# [Direction]
Copy out the data below character for character, beginning with the line that contains "Localize each UI" and ending with the line that contains "watermark-text: goldprice.org —", with both of those lines included.

# [Data to use]
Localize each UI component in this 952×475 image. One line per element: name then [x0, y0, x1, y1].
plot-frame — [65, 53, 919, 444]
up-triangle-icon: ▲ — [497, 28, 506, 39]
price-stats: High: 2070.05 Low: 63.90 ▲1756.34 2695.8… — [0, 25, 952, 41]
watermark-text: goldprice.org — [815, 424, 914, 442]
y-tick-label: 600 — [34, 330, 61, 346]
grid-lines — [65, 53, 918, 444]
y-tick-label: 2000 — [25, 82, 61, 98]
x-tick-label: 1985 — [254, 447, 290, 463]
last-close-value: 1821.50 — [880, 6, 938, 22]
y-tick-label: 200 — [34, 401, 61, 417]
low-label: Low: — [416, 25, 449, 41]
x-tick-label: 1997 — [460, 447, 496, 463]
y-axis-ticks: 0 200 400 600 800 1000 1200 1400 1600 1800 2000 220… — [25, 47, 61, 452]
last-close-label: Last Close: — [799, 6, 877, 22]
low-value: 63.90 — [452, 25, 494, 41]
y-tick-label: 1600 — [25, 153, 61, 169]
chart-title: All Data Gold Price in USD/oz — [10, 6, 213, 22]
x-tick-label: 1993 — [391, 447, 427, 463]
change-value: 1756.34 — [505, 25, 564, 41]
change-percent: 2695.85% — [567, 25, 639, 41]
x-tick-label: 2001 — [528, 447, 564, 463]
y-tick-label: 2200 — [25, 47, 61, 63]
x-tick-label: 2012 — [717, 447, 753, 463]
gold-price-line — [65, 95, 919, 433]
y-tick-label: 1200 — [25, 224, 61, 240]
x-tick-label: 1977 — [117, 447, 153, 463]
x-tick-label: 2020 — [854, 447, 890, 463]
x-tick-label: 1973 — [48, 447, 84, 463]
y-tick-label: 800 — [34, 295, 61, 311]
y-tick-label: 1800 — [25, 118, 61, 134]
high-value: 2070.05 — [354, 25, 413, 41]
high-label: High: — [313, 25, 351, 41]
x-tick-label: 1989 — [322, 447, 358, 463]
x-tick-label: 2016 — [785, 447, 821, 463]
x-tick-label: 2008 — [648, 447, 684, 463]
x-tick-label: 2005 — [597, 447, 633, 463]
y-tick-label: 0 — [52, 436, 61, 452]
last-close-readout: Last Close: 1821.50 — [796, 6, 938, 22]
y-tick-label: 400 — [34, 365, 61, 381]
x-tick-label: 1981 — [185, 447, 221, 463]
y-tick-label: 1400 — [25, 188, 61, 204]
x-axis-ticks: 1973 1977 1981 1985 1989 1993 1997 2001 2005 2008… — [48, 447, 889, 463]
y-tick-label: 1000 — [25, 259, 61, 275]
==
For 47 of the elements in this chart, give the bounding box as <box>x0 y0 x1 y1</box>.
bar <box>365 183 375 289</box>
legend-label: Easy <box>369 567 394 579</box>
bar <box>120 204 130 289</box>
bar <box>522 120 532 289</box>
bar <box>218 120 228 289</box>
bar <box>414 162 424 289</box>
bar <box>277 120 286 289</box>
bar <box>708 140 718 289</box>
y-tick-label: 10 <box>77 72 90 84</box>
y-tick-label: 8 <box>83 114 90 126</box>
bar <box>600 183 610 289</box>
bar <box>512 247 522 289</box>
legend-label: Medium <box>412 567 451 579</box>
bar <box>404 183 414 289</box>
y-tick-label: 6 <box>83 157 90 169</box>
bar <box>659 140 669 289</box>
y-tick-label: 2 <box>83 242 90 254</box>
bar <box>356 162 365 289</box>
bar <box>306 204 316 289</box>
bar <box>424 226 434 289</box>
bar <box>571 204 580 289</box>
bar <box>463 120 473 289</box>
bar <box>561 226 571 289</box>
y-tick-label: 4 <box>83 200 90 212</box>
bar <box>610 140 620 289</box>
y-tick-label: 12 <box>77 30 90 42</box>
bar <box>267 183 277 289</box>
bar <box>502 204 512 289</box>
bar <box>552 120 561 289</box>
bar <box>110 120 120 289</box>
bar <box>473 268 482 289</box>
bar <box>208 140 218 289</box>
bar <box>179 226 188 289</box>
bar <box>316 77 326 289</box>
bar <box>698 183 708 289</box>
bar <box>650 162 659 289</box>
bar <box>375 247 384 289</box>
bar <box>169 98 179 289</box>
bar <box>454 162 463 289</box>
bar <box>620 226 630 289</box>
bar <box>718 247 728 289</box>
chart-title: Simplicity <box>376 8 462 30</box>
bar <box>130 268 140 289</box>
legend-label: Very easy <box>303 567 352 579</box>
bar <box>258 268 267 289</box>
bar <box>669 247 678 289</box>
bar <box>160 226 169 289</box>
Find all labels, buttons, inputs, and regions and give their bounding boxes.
* * *
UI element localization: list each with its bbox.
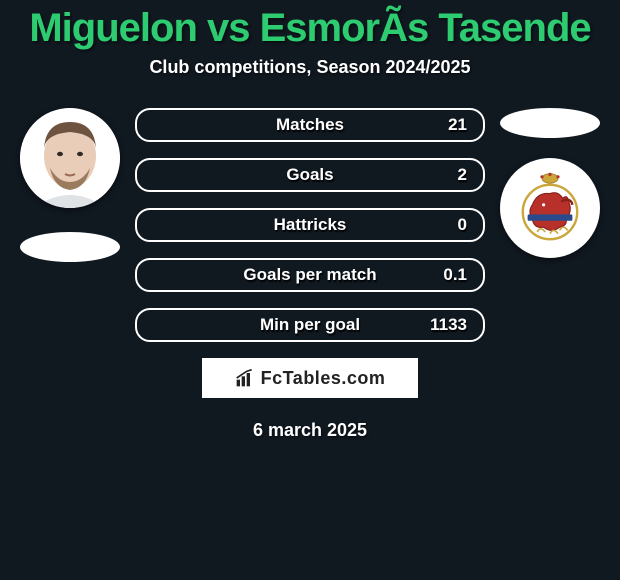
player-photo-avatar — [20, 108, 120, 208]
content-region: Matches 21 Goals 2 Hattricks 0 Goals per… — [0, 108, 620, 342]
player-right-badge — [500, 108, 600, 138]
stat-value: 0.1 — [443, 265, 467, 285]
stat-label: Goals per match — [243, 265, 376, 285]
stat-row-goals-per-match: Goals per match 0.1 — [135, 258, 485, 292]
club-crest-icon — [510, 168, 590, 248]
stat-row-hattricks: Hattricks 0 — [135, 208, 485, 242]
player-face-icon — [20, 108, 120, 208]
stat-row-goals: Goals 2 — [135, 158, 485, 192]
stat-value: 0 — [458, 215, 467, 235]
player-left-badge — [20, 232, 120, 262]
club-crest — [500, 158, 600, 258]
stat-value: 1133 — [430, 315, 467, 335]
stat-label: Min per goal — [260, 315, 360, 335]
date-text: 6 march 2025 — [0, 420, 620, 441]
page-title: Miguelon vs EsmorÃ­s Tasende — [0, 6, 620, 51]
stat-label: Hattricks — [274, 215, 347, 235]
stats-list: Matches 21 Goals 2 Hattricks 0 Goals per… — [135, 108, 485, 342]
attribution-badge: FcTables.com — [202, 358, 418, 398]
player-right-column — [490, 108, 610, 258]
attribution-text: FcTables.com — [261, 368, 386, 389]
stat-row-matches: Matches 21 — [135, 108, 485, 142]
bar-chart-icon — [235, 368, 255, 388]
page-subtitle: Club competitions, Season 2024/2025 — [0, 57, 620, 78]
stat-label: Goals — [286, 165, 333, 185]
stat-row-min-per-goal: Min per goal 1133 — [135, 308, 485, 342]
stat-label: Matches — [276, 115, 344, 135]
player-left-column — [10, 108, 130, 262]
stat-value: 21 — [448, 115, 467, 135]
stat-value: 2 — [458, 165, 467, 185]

# [Response below]
Localize each UI component in this 952×475 image. One line per element: name then [x0, y0, x1, y1].
plot-frame — [65, 53, 919, 444]
up-triangle-icon: ▲ — [497, 28, 506, 39]
price-stats: High: 2070.05 Low: 63.90 ▲1756.34 2695.8… — [0, 25, 952, 41]
watermark-text: goldprice.org — [815, 424, 914, 442]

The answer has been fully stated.